__Exercise directions__. Below is a block of data; give all of it again word for word.

(Stored data)

# # # # #

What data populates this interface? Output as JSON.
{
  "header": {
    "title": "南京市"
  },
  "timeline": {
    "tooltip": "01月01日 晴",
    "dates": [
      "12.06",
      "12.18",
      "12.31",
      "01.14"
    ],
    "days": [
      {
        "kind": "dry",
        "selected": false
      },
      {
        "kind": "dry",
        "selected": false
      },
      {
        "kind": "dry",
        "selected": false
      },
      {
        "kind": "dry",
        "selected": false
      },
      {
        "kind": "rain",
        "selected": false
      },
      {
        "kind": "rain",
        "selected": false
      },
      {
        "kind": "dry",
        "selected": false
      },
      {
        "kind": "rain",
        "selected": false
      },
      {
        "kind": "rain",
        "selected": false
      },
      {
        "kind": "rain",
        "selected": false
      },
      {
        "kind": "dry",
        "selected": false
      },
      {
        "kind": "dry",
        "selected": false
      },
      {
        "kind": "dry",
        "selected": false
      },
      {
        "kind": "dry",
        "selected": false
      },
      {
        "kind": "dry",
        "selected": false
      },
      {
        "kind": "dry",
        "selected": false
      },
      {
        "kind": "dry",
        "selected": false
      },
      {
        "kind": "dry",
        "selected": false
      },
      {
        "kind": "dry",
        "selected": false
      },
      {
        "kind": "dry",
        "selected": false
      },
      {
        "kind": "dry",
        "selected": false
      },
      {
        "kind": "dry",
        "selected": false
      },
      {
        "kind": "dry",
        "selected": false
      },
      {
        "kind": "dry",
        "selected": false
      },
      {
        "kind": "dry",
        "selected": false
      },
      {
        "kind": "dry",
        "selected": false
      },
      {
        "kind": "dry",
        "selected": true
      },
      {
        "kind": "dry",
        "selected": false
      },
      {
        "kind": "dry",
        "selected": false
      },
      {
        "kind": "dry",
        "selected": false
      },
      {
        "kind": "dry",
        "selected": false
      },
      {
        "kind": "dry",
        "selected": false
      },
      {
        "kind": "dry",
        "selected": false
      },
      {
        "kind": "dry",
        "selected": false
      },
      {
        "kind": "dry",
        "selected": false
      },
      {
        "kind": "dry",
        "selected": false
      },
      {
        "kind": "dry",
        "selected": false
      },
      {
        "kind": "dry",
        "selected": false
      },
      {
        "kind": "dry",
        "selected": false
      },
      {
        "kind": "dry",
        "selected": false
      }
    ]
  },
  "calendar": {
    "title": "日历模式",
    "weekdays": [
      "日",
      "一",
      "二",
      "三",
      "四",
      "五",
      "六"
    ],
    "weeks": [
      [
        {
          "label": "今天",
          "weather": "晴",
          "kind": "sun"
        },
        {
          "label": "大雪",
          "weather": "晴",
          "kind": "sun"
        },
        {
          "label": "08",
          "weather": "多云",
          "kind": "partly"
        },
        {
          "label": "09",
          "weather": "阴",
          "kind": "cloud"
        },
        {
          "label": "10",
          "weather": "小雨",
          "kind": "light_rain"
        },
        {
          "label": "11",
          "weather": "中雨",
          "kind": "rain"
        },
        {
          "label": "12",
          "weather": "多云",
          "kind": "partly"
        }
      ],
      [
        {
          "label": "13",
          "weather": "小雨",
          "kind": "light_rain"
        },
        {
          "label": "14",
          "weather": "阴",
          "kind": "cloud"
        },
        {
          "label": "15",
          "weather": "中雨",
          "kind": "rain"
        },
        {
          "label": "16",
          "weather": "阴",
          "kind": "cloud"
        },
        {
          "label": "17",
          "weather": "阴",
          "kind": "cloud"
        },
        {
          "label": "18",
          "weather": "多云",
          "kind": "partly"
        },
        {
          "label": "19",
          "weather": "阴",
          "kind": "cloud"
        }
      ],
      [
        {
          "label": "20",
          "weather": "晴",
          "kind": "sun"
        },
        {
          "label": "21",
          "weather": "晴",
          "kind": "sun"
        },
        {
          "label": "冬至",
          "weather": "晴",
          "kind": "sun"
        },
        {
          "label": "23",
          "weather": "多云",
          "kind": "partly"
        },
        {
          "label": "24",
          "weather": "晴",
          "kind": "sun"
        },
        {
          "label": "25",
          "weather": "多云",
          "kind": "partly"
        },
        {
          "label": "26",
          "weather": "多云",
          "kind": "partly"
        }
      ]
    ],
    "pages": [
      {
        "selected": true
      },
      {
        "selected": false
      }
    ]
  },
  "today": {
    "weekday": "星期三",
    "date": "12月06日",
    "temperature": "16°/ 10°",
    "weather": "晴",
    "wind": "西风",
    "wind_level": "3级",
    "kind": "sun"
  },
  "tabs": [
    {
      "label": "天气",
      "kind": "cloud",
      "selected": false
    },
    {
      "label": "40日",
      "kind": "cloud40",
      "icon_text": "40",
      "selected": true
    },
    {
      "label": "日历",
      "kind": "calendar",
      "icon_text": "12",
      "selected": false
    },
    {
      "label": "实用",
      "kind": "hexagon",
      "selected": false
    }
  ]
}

# # # # #

__Exercise result__.
What data populates this interface? Output as JSON.
{
  "header": {
    "title": "南京市"
  },
  "timeline": {
    "tooltip": "01月01日 晴",
    "dates": [
      "12.06",
      "12.18",
      "12.31",
      "01.14"
    ],
    "days": [
      {
        "kind": "dry",
        "selected": false
      },
      {
        "kind": "dry",
        "selected": false
      },
      {
        "kind": "dry",
        "selected": false
      },
      {
        "kind": "dry",
        "selected": false
      },
      {
        "kind": "rain",
        "selected": false
      },
      {
        "kind": "rain",
        "selected": false
      },
      {
        "kind": "dry",
        "selected": false
      },
      {
        "kind": "rain",
        "selected": false
      },
      {
        "kind": "rain",
        "selected": false
      },
      {
        "kind": "rain",
        "selected": false
      },
      {
        "kind": "dry",
        "selected": false
      },
      {
        "kind": "dry",
        "selected": false
      },
      {
        "kind": "dry",
        "selected": false
      },
      {
        "kind": "dry",
        "selected": false
      },
      {
        "kind": "dry",
        "selected": false
      },
      {
        "kind": "dry",
        "selected": false
      },
      {
        "kind": "dry",
        "selected": false
      },
      {
        "kind": "dry",
        "selected": false
      },
      {
        "kind": "dry",
        "selected": false
      },
      {
        "kind": "dry",
        "selected": false
      },
      {
        "kind": "dry",
        "selected": false
      },
      {
        "kind": "dry",
        "selected": false
      },
      {
        "kind": "dry",
        "selected": false
      },
      {
        "kind": "dry",
        "selected": false
      },
      {
        "kind": "dry",
        "selected": false
      },
      {
        "kind": "dry",
        "selected": false
      },
      {
        "kind": "dry",
        "selected": true
      },
      {
        "kind": "dry",
        "selected": false
      },
      {
        "kind": "dry",
        "selected": false
      },
      {
        "kind": "dry",
        "selected": false
      },
      {
        "kind": "dry",
        "selected": false
      },
      {
        "kind": "dry",
        "selected": false
      },
      {
        "kind": "dry",
        "selected": false
      },
      {
        "kind": "dry",
        "selected": false
      },
      {
        "kind": "dry",
        "selected": false
      },
      {
        "kind": "dry",
        "selected": false
      },
      {
        "kind": "dry",
        "selected": false
      },
      {
        "kind": "dry",
        "selected": false
      },
      {
        "kind": "dry",
        "selected": false
      },
      {
        "kind": "dry",
        "selected": false
      }
    ]
  },
  "calendar": {
    "title": "日历模式",
    "weekdays": [
      "日",
      "一",
      "二",
      "三",
      "四",
      "五",
      "六"
    ],
    "weeks": [
      [
        {
          "label": "今天",
          "weather": "晴",
          "kind": "sun"
        },
        {
          "label": "大雪",
          "weather": "晴",
          "kind": "sun"
        },
        {
          "label": "08",
          "weather": "多云",
          "kind": "partly"
        },
        {
          "label": "09",
          "weather": "阴",
          "kind": "cloud"
        },
        {
          "label": "10",
          "weather": "小雨",
          "kind": "light_rain"
        },
        {
          "label": "11",
          "weather": "中雨",
          "kind": "rain"
        },
        {
          "label": "12",
          "weather": "多云",
          "kind": "partly"
        }
      ],
      [
        {
          "label": "13",
          "weather": "小雨",
          "kind": "light_rain"
        },
        {
          "label": "14",
          "weather": "阴",
          "kind": "cloud"
        },
        {
          "label": "15",
          "weather": "中雨",
          "kind": "rain"
        },
        {
          "label": "16",
          "weather": "阴",
          "kind": "cloud"
        },
        {
          "label": "17",
          "weather": "阴",
          "kind": "cloud"
        },
        {
          "label": "18",
          "weather": "多云",
          "kind": "partly"
        },
        {
          "label": "19",
          "weather": "阴",
          "kind": "cloud"
        }
      ],
      [
        {
          "label": "20",
          "weather": "晴",
          "kind": "sun"
        },
        {
          "label": "21",
          "weather": "晴",
          "kind": "sun"
        },
        {
          "label": "冬至",
          "weather": "晴",
          "kind": "sun"
        },
        {
          "label": "23",
          "weather": "多云",
          "kind": "partly"
        },
        {
          "label": "24",
          "weather": "晴",
          "kind": "sun"
        },
        {
          "label": "25",
          "weather": "多云",
          "kind": "partly"
        },
        {
          "label": "26",
          "weather": "多云",
          "kind": "partly"
        }
      ]
    ],
    "pages": [
      {
        "selected": true
      },
      {
        "selected": false
      }
    ]
  },
  "today": {
    "weekday": "星期三",
    "date": "12月06日",
    "temperature": "16°/ 10°",
    "weather": "晴",
    "wind": "西风",
    "wind_level": "3级",
    "kind": "sun"
  },
  "tabs": [
    {
      "label": "天气",
      "kind": "cloud",
      "selected": false
    },
    {
      "label": "40日",
      "kind": "cloud40",
      "icon_text": "40",
      "selected": true
    },
    {
      "label": "日历",
      "kind": "calendar",
      "icon_text": "12",
      "selected": false
    },
    {
      "label": "实用",
      "kind": "hexagon",
      "selected": false
    }
  ]
}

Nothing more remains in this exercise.